___ Extracted information ___

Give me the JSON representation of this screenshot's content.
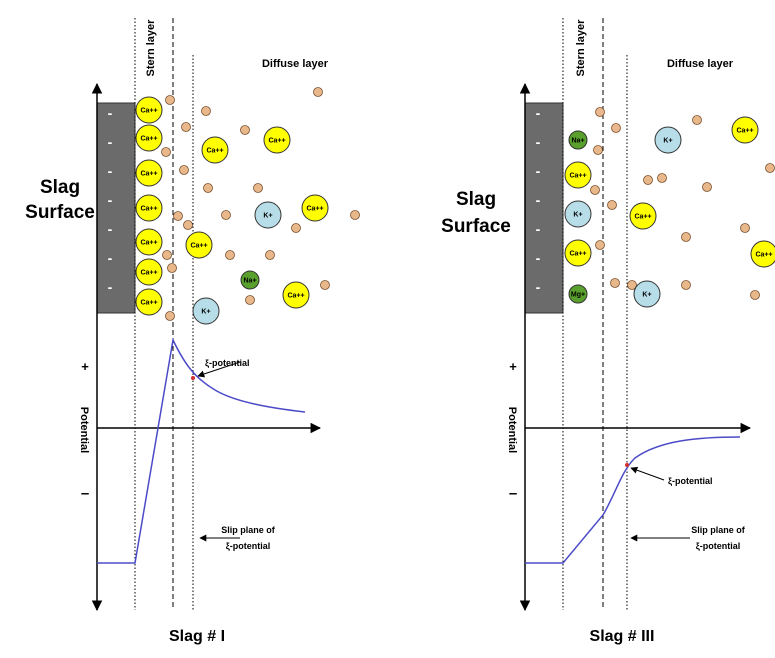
{
  "panels": [
    {
      "stern_label": "Stern layer",
      "diffuse_label": "Diffuse layer",
      "surface_label": [
        "Slag",
        "Surface"
      ],
      "surface_charge": "-",
      "plus": "+",
      "minus": "–",
      "axis_label": "Potential",
      "zeta_label": "ξ-potential",
      "slip_label": [
        "Slip plane of",
        "ξ-potential"
      ],
      "caption": "Slag # I",
      "ions": [
        "Ca++",
        "Ca++",
        "Ca++",
        "Ca++",
        "Ca++",
        "Ca++",
        "Ca++",
        "Ca++",
        "Ca++",
        "Ca++",
        "Ca++",
        "Ca++",
        "K+",
        "K+",
        "Na+"
      ]
    },
    {
      "stern_label": "Stern layer",
      "diffuse_label": "Diffuse layer",
      "surface_label": [
        "Slag",
        "Surface"
      ],
      "surface_charge": "-",
      "plus": "+",
      "minus": "–",
      "axis_label": "Potential",
      "zeta_label": "ξ-potential",
      "slip_label": [
        "Slip plane of",
        "ξ-potential"
      ],
      "caption": "Slag # III",
      "ions": [
        "Na+",
        "Ca++",
        "K+",
        "Ca++",
        "Mg+",
        "K+",
        "Ca++",
        "Ca++",
        "Ca++",
        "K+"
      ]
    }
  ]
}
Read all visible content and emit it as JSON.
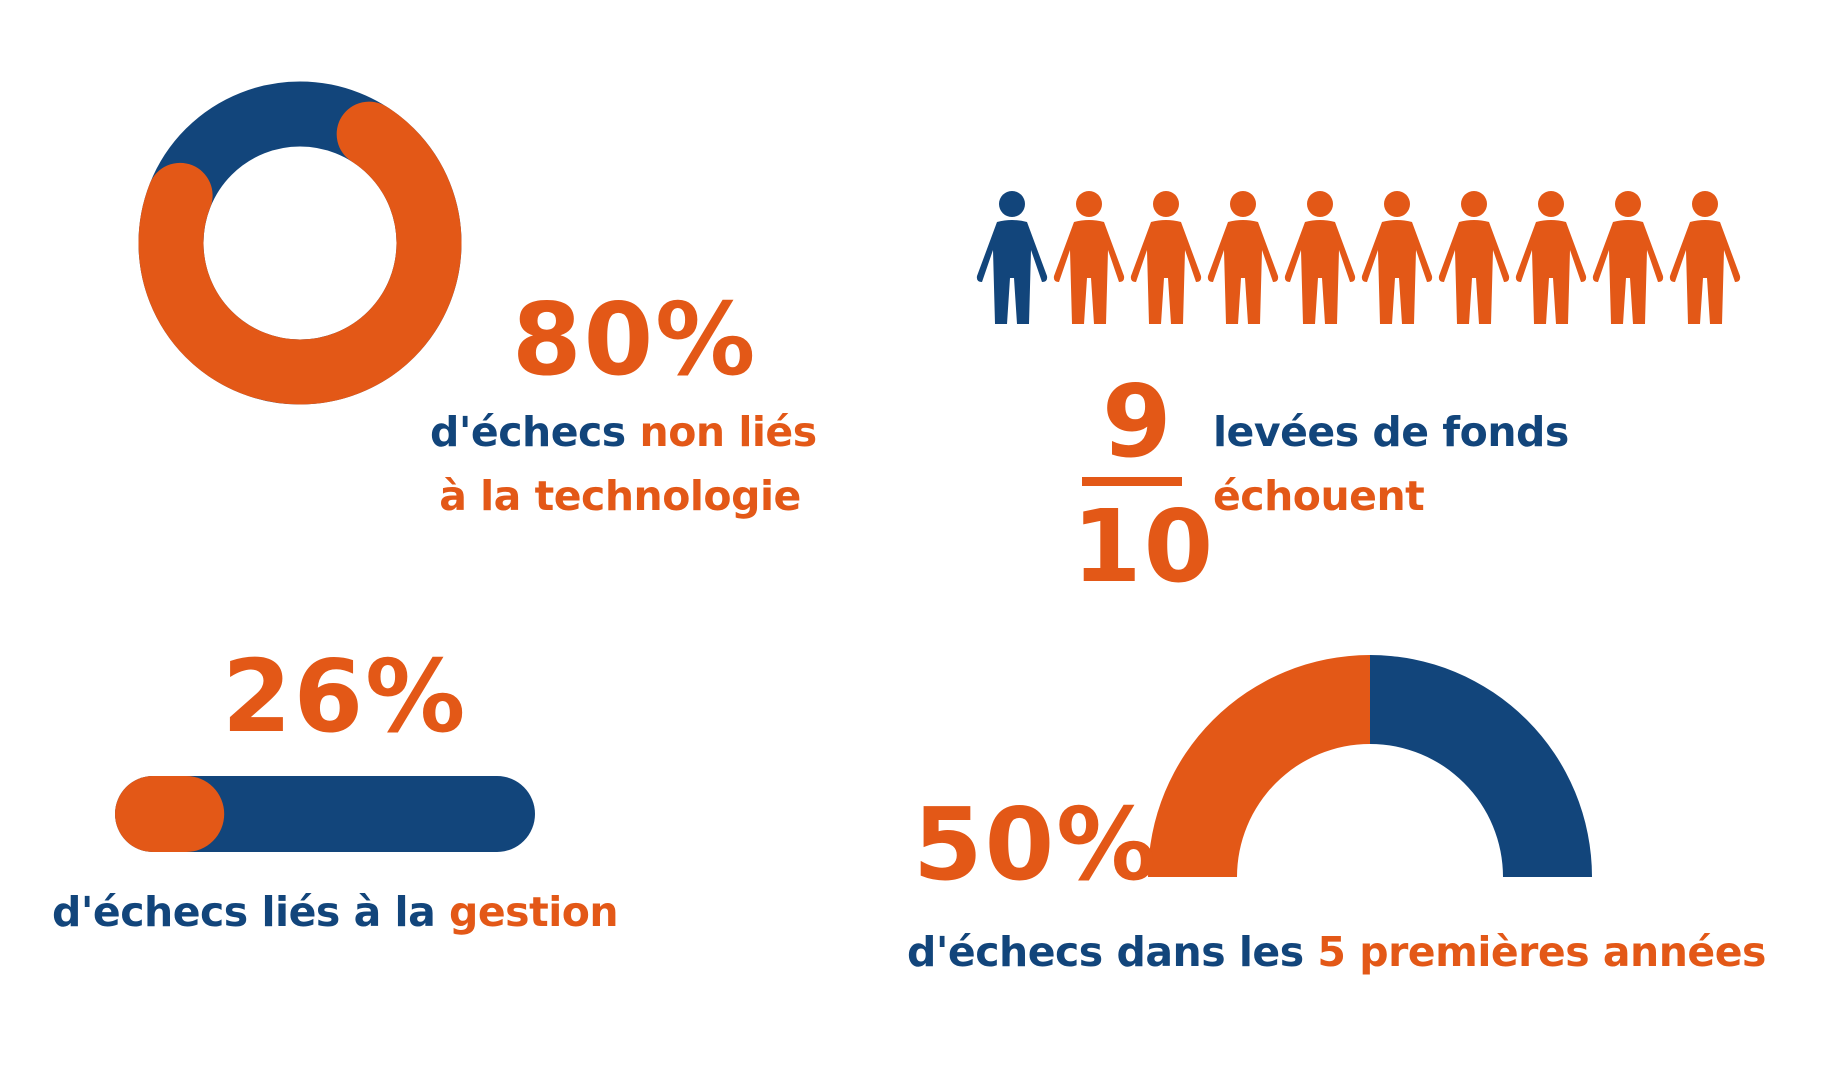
{
  "colors": {
    "blue": "#12457b",
    "orange": "#e35817",
    "background": "#ffffff"
  },
  "stat_tech": {
    "value_text": "80%",
    "fraction": 0.8,
    "caption_line1_part1": "d'échecs ",
    "caption_line1_part2": "non liés",
    "caption_line2": "à la technologie"
  },
  "stat_fundraising": {
    "numerator": "9",
    "denominator": "10",
    "failed_people": 9,
    "total_people": 10,
    "caption_line1": "levées de fonds",
    "caption_line2": "échouent",
    "icon": "person-icon"
  },
  "stat_management": {
    "value_text": "26%",
    "fraction": 0.26,
    "caption_part1": "d'échecs liés à la ",
    "caption_part2": "gestion"
  },
  "stat_first_years": {
    "value_text": "50%",
    "fraction": 0.5,
    "caption_part1": "d'échecs dans les ",
    "caption_part2": "5 premières années"
  }
}
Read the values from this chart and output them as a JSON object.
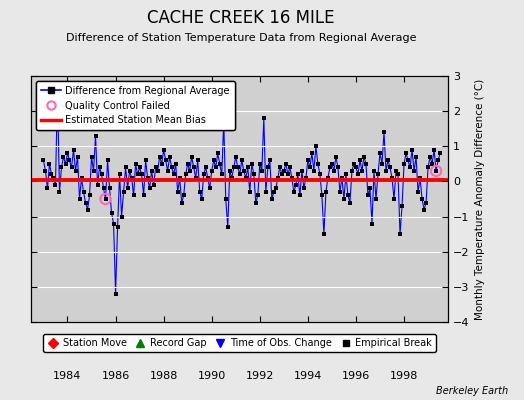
{
  "title": "CACHE CREEK 16 MILE",
  "subtitle": "Difference of Station Temperature Data from Regional Average",
  "ylabel": "Monthly Temperature Anomaly Difference (°C)",
  "xlabel_note": "Berkeley Earth",
  "ylim": [
    -4,
    3
  ],
  "yticks": [
    -4,
    -3,
    -2,
    -1,
    0,
    1,
    2,
    3
  ],
  "xlim": [
    1982.5,
    1999.83
  ],
  "xticks": [
    1984,
    1986,
    1988,
    1990,
    1992,
    1994,
    1996,
    1998
  ],
  "mean_bias": 0.05,
  "line_color": "#0000FF",
  "bias_color": "#FF0000",
  "dot_color": "#000000",
  "qc_fail_color": "#FF69B4",
  "bg_color": "#E8E8E8",
  "plot_bg_color": "#D0D0D0",
  "grid_color": "#FFFFFF",
  "times": [
    1983.0,
    1983.083,
    1983.167,
    1983.25,
    1983.333,
    1983.417,
    1983.5,
    1983.583,
    1983.667,
    1983.75,
    1983.833,
    1983.917,
    1984.0,
    1984.083,
    1984.167,
    1984.25,
    1984.333,
    1984.417,
    1984.5,
    1984.583,
    1984.667,
    1984.75,
    1984.833,
    1984.917,
    1985.0,
    1985.083,
    1985.167,
    1985.25,
    1985.333,
    1985.417,
    1985.5,
    1985.583,
    1985.667,
    1985.75,
    1985.833,
    1985.917,
    1986.0,
    1986.083,
    1986.167,
    1986.25,
    1986.333,
    1986.417,
    1986.5,
    1986.583,
    1986.667,
    1986.75,
    1986.833,
    1986.917,
    1987.0,
    1987.083,
    1987.167,
    1987.25,
    1987.333,
    1987.417,
    1987.5,
    1987.583,
    1987.667,
    1987.75,
    1987.833,
    1987.917,
    1988.0,
    1988.083,
    1988.167,
    1988.25,
    1988.333,
    1988.417,
    1988.5,
    1988.583,
    1988.667,
    1988.75,
    1988.833,
    1988.917,
    1989.0,
    1989.083,
    1989.167,
    1989.25,
    1989.333,
    1989.417,
    1989.5,
    1989.583,
    1989.667,
    1989.75,
    1989.833,
    1989.917,
    1990.0,
    1990.083,
    1990.167,
    1990.25,
    1990.333,
    1990.417,
    1990.5,
    1990.583,
    1990.667,
    1990.75,
    1990.833,
    1990.917,
    1991.0,
    1991.083,
    1991.167,
    1991.25,
    1991.333,
    1991.417,
    1991.5,
    1991.583,
    1991.667,
    1991.75,
    1991.833,
    1991.917,
    1992.0,
    1992.083,
    1992.167,
    1992.25,
    1992.333,
    1992.417,
    1992.5,
    1992.583,
    1992.667,
    1992.75,
    1992.833,
    1992.917,
    1993.0,
    1993.083,
    1993.167,
    1993.25,
    1993.333,
    1993.417,
    1993.5,
    1993.583,
    1993.667,
    1993.75,
    1993.833,
    1993.917,
    1994.0,
    1994.083,
    1994.167,
    1994.25,
    1994.333,
    1994.417,
    1994.5,
    1994.583,
    1994.667,
    1994.75,
    1994.833,
    1994.917,
    1995.0,
    1995.083,
    1995.167,
    1995.25,
    1995.333,
    1995.417,
    1995.5,
    1995.583,
    1995.667,
    1995.75,
    1995.833,
    1995.917,
    1996.0,
    1996.083,
    1996.167,
    1996.25,
    1996.333,
    1996.417,
    1996.5,
    1996.583,
    1996.667,
    1996.75,
    1996.833,
    1996.917,
    1997.0,
    1997.083,
    1997.167,
    1997.25,
    1997.333,
    1997.417,
    1997.5,
    1997.583,
    1997.667,
    1997.75,
    1997.833,
    1997.917,
    1998.0,
    1998.083,
    1998.167,
    1998.25,
    1998.333,
    1998.417,
    1998.5,
    1998.583,
    1998.667,
    1998.75,
    1998.833,
    1998.917,
    1999.0,
    1999.083,
    1999.167,
    1999.25,
    1999.333,
    1999.417,
    1999.5
  ],
  "values": [
    0.6,
    0.3,
    -0.2,
    0.5,
    0.2,
    0.1,
    -0.1,
    2.6,
    -0.3,
    0.4,
    0.7,
    0.5,
    0.8,
    0.6,
    0.4,
    0.9,
    0.3,
    0.7,
    -0.5,
    0.1,
    -0.3,
    -0.6,
    -0.8,
    -0.4,
    0.7,
    0.3,
    1.3,
    -0.1,
    0.4,
    0.2,
    -0.2,
    -0.5,
    0.6,
    -0.2,
    -0.9,
    -1.2,
    -3.2,
    -1.3,
    0.2,
    -1.0,
    -0.3,
    0.4,
    -0.2,
    0.3,
    0.1,
    -0.4,
    0.5,
    0.2,
    0.4,
    0.2,
    -0.4,
    0.6,
    0.1,
    -0.2,
    0.3,
    -0.1,
    0.4,
    0.3,
    0.7,
    0.5,
    0.9,
    0.6,
    0.3,
    0.7,
    0.4,
    0.2,
    0.5,
    -0.3,
    0.1,
    -0.6,
    -0.4,
    0.2,
    0.5,
    0.3,
    0.7,
    0.4,
    0.1,
    0.6,
    -0.3,
    -0.5,
    0.2,
    0.4,
    0.1,
    -0.2,
    0.3,
    0.6,
    0.4,
    0.8,
    0.5,
    0.2,
    1.7,
    -0.5,
    -1.3,
    0.3,
    0.1,
    0.4,
    0.7,
    0.4,
    0.2,
    0.6,
    0.3,
    0.1,
    0.4,
    -0.3,
    0.5,
    0.2,
    -0.6,
    -0.4,
    0.5,
    0.3,
    1.8,
    -0.3,
    0.4,
    0.6,
    -0.5,
    -0.3,
    -0.2,
    0.1,
    0.4,
    0.2,
    0.3,
    0.5,
    0.2,
    0.4,
    0.1,
    -0.3,
    -0.1,
    0.2,
    -0.4,
    0.3,
    -0.2,
    0.1,
    0.6,
    0.4,
    0.8,
    0.3,
    1.0,
    0.5,
    0.2,
    -0.4,
    -1.5,
    -0.3,
    0.1,
    0.4,
    0.5,
    0.3,
    0.7,
    0.4,
    -0.3,
    0.1,
    -0.5,
    0.2,
    -0.4,
    -0.6,
    0.3,
    0.5,
    0.4,
    0.2,
    0.6,
    0.3,
    0.7,
    0.5,
    -0.4,
    -0.2,
    -1.2,
    0.3,
    -0.5,
    0.2,
    0.8,
    0.5,
    1.4,
    0.3,
    0.6,
    0.4,
    0.1,
    -0.5,
    0.3,
    0.2,
    -1.5,
    -0.7,
    0.5,
    0.8,
    0.6,
    0.4,
    0.9,
    0.3,
    0.7,
    -0.3,
    0.1,
    -0.5,
    -0.8,
    -0.6,
    0.4,
    0.7,
    0.5,
    0.9,
    0.3,
    0.6,
    0.8
  ],
  "qc_fail_indices": [
    31,
    196
  ],
  "legend1_entries": [
    {
      "label": "Difference from Regional Average",
      "color": "#0000FF",
      "type": "line_dot"
    },
    {
      "label": "Quality Control Failed",
      "color": "#FF69B4",
      "type": "circle_open"
    },
    {
      "label": "Estimated Station Mean Bias",
      "color": "#FF0000",
      "type": "line"
    }
  ],
  "legend2_entries": [
    {
      "label": "Station Move",
      "color": "#FF0000",
      "type": "diamond"
    },
    {
      "label": "Record Gap",
      "color": "#008000",
      "type": "triangle_up"
    },
    {
      "label": "Time of Obs. Change",
      "color": "#0000FF",
      "type": "triangle_down"
    },
    {
      "label": "Empirical Break",
      "color": "#000000",
      "type": "square"
    }
  ]
}
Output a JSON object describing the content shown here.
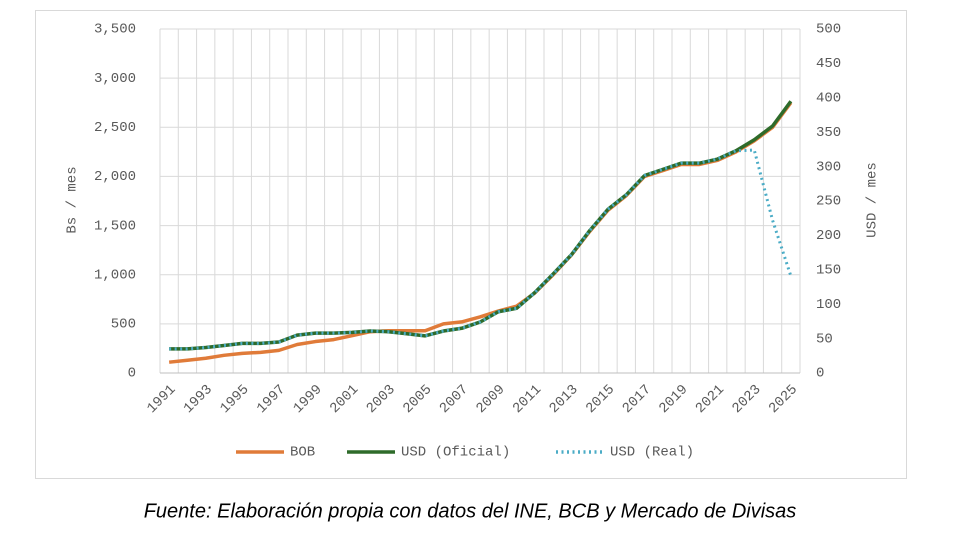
{
  "chart_data": {
    "type": "line",
    "ylabel": "Bs / mes",
    "y2label": "USD / mes",
    "categories": [
      "1991",
      null,
      "1993",
      null,
      "1995",
      null,
      "1997",
      null,
      "1999",
      null,
      "2001",
      null,
      "2003",
      null,
      "2005",
      null,
      "2007",
      null,
      "2009",
      null,
      "2011",
      null,
      "2013",
      null,
      "2015",
      null,
      "2017",
      null,
      "2019",
      null,
      "2021",
      null,
      "2023",
      null,
      "2025"
    ],
    "series": [
      {
        "name": "BOB",
        "color": "#e07b39",
        "values": [
          110,
          130,
          150,
          180,
          200,
          210,
          230,
          290,
          320,
          340,
          380,
          420,
          430,
          430,
          430,
          500,
          520,
          570,
          630,
          680,
          815,
          1000,
          1200,
          1440,
          1656,
          1805,
          2000,
          2060,
          2122,
          2122,
          2164,
          2250,
          2362,
          2500,
          2750
        ]
      },
      {
        "name": "USD (Oficial)",
        "color": "#2e6b2a",
        "axis": "y2",
        "values": [
          35,
          35,
          37,
          40,
          43,
          43,
          45,
          55,
          58,
          58,
          59,
          61,
          60,
          57,
          54,
          61,
          65,
          74,
          89,
          94,
          117,
          144,
          172,
          207,
          238,
          259,
          287,
          296,
          305,
          305,
          311,
          323,
          339,
          359,
          395
        ]
      },
      {
        "name": "USD (Real)",
        "color": "#4bacc6",
        "axis": "y2",
        "dashed": true,
        "values": [
          35,
          35,
          37,
          40,
          43,
          43,
          45,
          55,
          58,
          58,
          59,
          61,
          60,
          57,
          54,
          61,
          65,
          74,
          89,
          94,
          117,
          144,
          172,
          207,
          238,
          259,
          287,
          296,
          305,
          305,
          311,
          323,
          324,
          222,
          141
        ]
      }
    ],
    "ylim": [
      0,
      3500
    ],
    "yticks": [
      0,
      {
        "value": 500,
        "label": "500"
      },
      {
        "value": 1000,
        "label": "1,000"
      },
      {
        "value": 1500,
        "label": "1,500"
      },
      {
        "value": 2000,
        "label": "2,000"
      },
      {
        "value": 2500,
        "label": "2,500"
      },
      {
        "value": 3000,
        "label": "3,000"
      },
      {
        "value": 3500,
        "label": "3,500"
      }
    ],
    "y2lim": [
      0,
      500
    ],
    "y2ticks": [
      0,
      50,
      100,
      150,
      200,
      250,
      300,
      350,
      400,
      450,
      500
    ],
    "grid": true,
    "legend": "bottom",
    "source": "Fuente: Elaboración propia con datos del INE, BCB y Mercado de Divisas"
  }
}
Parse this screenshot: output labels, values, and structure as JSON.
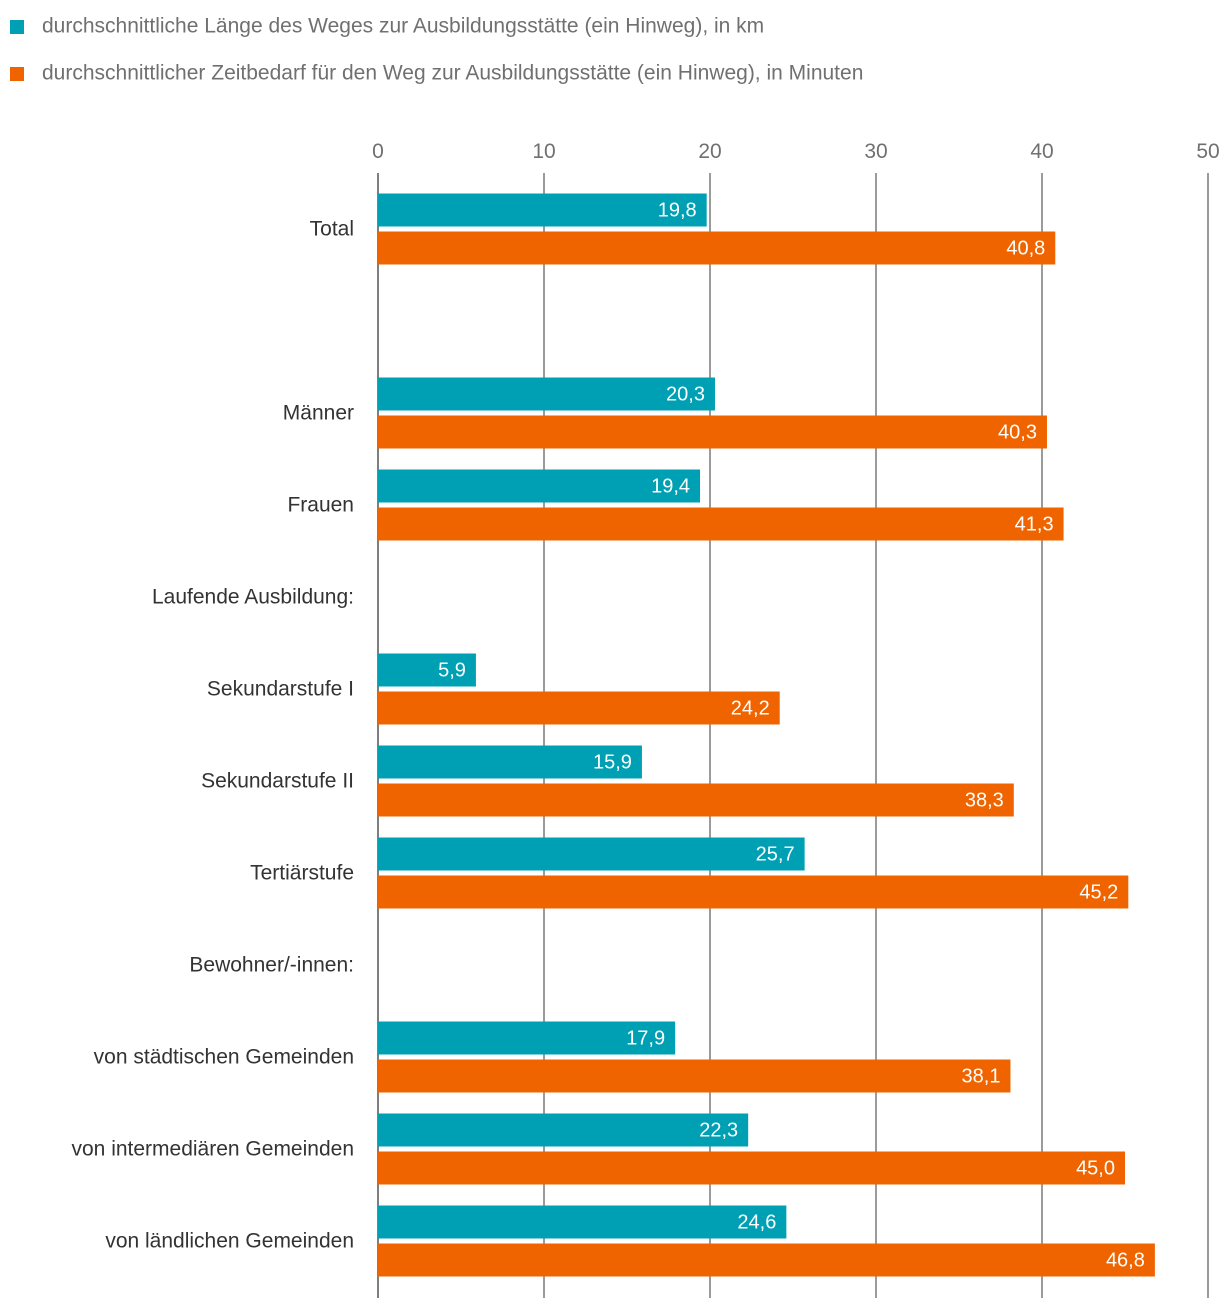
{
  "chart_data": {
    "type": "bar",
    "orientation": "horizontal",
    "xlim": [
      0,
      50
    ],
    "xticks": [
      0,
      10,
      20,
      30,
      40,
      50
    ],
    "tick_labels": [
      "0",
      "10",
      "20",
      "30",
      "40",
      "50"
    ],
    "tick_position": "top",
    "legend_position": "top-left",
    "grid": true,
    "categories": [
      "Total",
      "",
      "Männer",
      "Frauen",
      "Laufende Ausbildung:",
      "Sekundarstufe I",
      "Sekundarstufe II",
      "Tertiärstufe",
      "Bewohner/-innen:",
      "von städtischen Gemeinden",
      "von intermediären Gemeinden",
      "von ländlichen Gemeinden"
    ],
    "series": [
      {
        "name": "durchschnittliche Länge des Weges zur Ausbildungsstätte (ein Hinweg), in km",
        "color": "#00A0B4",
        "values": [
          19.8,
          null,
          20.3,
          19.4,
          null,
          5.9,
          15.9,
          25.7,
          null,
          17.9,
          22.3,
          24.6
        ],
        "labels": [
          "19,8",
          "",
          "20,3",
          "19,4",
          "",
          "5,9",
          "15,9",
          "25,7",
          "",
          "17,9",
          "22,3",
          "24,6"
        ]
      },
      {
        "name": "durchschnittlicher Zeitbedarf für den Weg zur Ausbildungsstätte (ein Hinweg), in Minuten",
        "color": "#F06400",
        "values": [
          40.8,
          null,
          40.3,
          41.3,
          null,
          24.2,
          38.3,
          45.2,
          null,
          38.1,
          45.0,
          46.8
        ],
        "labels": [
          "40,8",
          "",
          "40,3",
          "41,3",
          "",
          "24,2",
          "38,3",
          "45,2",
          "",
          "38,1",
          "45,0",
          "46,8"
        ]
      }
    ]
  }
}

___

Exercise
Every line holding "Regional" should be copied out.

Exercise answer
  "subtitle": "Difference of Station Temperature Data from Regional Average",
      "label": "Difference from Regional Average",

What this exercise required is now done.